**LISTA DE ATIVIDADES**.
a) No texto sobre médicos estrangeiros em Portugal, qual nacionalidade lidera o grupo de clínicos estrangeiros e com que percentagem?
b) Transcreva do texto sobre médicos estrangeiros em Portugal o trecho que começa em "Ainda assim, segundo" e termina em "148 em 2018.".

**TEXTO EXTRAÍDO**.

★ ★ ★ ★

Ainda assim, segundo dados da própria Ordem, em 2021, dos 62 candidatos à prova de comunicação médica, 11 ficaram pelo caminho – 11 que já tinham sido avaliados em várias provas, incluindo de comunicação, pelas escolas médicas.

Pandemia

O número de pedidos de reconhecimento por parte de estrangeiros para o exercício da medicina em Portugal diminuiu com a pandemia de covid-19, segundo dados do Ministério.

Esta tendência – que foi acompanhada por um aumento das aprovações de equivalência – é confirmada por dados da Ordem dos Médicos, segundo os quais se inscreveram 132 médicos estrangeiros no ano passado, um número inferior ao registrado nos três anos anteriores: 175 em 2020, 172 em 2019 e 148 em 2018.

Apesar desta diminuição, o número de médicos de nacionalidade estrangeira em Portugal tem aumentado ligeiramente desde 2018. Em 2021, 4.350 estrangeiros exerciam medicina em Portugal – mais 20 do que em 2020, mostrando a diferença de saldo entre inscrição e prática efetiva (um reconhecimento em Portugal abre caminho a exercer em qualquer país da União Europeia).

Até meados de dezembro passado, Portugal contava com 16.967 clínicos de nacionalidade estrangeira entre os 59.697 médicos inscritos, representando 28,4% do universo total.

Segundo dados da Ordem dos Médicos, os espanhóis lideram este grupo, com 38,9%, seguindo-se os brasileiros, com 19,9%. Todas as nacionalidades que se seguem estão abaixo dos 5%, destacando-se ucranianos, italianos, cubanos e alemães.

Processos para aprovação

Pouco mais de metade dos médicos estrangeiros que pediram exame de especialidade à Ordem dos Médicos portuguesa foram admitidos em 2020, indicou à Lusa o bastonário Miguel Guimarães.

★ ★ ★ ★

**MATERIAL FORNECIDO**.
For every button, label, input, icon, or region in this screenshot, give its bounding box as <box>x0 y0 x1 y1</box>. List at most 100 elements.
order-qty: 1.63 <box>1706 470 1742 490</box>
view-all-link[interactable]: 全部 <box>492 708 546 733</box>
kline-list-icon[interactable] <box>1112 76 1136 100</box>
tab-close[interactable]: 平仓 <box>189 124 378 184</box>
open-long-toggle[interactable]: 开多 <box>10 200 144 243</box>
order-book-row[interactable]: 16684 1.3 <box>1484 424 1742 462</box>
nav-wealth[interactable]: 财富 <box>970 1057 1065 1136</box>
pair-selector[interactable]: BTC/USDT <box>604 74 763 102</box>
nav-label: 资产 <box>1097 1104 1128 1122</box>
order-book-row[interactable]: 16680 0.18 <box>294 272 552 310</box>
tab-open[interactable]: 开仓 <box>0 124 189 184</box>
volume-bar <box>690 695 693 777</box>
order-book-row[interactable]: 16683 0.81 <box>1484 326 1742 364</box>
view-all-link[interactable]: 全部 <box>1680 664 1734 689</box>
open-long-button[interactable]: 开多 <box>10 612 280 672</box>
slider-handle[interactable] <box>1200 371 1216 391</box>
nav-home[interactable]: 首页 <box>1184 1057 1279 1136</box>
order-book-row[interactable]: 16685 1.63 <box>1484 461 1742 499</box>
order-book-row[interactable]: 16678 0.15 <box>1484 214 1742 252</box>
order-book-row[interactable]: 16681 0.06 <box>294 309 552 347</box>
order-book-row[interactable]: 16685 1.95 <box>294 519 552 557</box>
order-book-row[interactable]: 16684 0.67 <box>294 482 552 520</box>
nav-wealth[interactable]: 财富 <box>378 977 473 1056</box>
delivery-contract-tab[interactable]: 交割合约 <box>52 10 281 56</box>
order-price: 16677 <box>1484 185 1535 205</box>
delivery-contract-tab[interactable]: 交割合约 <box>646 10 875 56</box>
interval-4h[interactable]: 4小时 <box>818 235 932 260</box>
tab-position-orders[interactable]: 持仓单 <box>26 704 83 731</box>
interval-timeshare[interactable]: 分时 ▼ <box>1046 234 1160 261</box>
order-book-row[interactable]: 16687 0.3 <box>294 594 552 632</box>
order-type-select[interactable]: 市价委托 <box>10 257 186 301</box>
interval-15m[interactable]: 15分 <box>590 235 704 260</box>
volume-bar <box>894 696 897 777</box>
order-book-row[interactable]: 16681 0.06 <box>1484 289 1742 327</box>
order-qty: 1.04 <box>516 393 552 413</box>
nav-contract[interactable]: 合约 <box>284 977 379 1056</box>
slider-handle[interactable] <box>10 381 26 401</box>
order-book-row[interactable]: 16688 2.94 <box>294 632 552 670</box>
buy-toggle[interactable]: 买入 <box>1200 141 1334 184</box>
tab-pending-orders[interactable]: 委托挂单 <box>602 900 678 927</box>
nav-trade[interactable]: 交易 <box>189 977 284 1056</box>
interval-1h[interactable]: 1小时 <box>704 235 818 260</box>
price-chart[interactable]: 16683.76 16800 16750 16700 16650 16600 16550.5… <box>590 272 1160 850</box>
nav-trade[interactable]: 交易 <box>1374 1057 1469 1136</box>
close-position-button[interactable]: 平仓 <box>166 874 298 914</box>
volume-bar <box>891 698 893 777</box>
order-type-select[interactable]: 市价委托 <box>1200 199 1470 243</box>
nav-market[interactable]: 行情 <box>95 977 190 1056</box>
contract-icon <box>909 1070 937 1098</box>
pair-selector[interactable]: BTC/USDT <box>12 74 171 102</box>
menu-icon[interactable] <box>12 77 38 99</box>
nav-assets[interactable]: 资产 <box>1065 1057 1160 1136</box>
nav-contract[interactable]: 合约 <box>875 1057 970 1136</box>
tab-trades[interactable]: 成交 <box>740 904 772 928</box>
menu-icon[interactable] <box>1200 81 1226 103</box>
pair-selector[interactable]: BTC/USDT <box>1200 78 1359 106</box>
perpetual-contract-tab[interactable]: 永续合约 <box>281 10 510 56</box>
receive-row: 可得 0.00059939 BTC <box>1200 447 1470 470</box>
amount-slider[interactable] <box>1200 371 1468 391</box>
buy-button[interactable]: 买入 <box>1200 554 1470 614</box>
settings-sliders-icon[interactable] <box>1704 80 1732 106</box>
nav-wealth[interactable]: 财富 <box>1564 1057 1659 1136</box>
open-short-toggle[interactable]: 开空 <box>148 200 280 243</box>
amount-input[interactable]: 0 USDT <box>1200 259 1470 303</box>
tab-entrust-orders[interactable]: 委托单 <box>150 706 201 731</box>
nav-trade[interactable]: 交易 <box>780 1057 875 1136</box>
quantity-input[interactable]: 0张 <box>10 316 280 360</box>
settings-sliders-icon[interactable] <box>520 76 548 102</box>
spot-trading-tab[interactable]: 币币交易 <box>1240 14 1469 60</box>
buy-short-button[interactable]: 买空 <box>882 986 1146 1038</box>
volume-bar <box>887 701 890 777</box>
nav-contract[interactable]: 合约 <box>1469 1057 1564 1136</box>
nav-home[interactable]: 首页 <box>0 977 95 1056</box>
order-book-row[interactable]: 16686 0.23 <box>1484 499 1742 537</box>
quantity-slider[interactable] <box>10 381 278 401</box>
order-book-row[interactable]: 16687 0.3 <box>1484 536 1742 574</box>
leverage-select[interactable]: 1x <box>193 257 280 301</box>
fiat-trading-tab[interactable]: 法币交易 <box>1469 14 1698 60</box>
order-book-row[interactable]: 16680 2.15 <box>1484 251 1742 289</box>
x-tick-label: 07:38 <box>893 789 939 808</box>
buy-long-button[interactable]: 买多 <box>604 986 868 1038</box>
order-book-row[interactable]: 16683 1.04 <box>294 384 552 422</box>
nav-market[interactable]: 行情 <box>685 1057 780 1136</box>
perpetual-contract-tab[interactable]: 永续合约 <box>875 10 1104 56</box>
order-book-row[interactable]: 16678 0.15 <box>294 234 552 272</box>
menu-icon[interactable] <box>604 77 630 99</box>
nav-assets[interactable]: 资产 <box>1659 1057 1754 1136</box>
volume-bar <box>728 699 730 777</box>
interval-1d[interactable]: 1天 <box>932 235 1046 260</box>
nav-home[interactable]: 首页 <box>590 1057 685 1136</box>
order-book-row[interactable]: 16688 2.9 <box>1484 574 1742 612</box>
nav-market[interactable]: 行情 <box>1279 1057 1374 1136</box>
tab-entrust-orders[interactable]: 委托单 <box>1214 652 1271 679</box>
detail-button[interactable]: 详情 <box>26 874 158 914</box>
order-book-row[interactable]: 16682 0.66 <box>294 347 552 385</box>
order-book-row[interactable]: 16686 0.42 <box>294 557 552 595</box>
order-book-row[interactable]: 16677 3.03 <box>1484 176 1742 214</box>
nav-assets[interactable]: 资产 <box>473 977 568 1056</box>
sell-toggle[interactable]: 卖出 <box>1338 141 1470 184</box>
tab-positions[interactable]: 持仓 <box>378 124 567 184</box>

★ ★ ★ ★

**SOLUÇÕES POR ORDEM**.
a) Os espanhóis lideram, com 38,9%.

b)
Ainda assim, segundo dados da própria Ordem, em 2021, dos 62 candidatos à prova de comunicação médica, 11 ficaram pelo caminho – 11 que já tinham sido avaliados em várias provas, incluindo de comunicação, pelas escolas médicas.

Pandemia

O número de pedidos de reconhecimento por parte de estrangeiros para o exercício da medicina em Portugal diminuiu com a pandemia de covid-19, segundo dados do Ministério.

Esta tendência – que foi acompanhada por um aumento das aprovações de equivalência – é confirmada por dados da Ordem dos Médicos, segundo os quais se inscreveram 132 médicos estrangeiros no ano passado, um número inferior ao registrado nos três anos anteriores: 175 em 2020, 172 em 2019 e 148 em 2018.